Items from a figure collection
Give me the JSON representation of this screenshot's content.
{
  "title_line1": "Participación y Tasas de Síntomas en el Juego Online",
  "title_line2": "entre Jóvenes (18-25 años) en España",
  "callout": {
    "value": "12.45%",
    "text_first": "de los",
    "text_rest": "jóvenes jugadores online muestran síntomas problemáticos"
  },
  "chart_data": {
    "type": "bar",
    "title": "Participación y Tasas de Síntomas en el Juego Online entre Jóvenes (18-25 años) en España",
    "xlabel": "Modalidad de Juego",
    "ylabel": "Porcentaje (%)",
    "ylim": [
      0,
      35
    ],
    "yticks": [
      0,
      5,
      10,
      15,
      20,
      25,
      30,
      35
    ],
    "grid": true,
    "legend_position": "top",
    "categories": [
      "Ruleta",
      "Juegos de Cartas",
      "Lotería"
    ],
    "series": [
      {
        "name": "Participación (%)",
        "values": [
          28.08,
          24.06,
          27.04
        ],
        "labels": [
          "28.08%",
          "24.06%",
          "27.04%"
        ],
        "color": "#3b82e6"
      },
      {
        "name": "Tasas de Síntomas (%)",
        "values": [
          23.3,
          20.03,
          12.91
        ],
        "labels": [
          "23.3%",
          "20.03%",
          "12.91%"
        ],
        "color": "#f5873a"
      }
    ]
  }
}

*Work to do:*
Look above for lines with the word "Tasas" and copy them all.

*Task result:*
  "title_line1": "Participación y Tasas de Síntomas en el Juego Online",
    "title": "Participación y Tasas de Síntomas en el Juego Online entre Jóvenes (18-25 años) en España",
        "name": "Tasas de Síntomas (%)",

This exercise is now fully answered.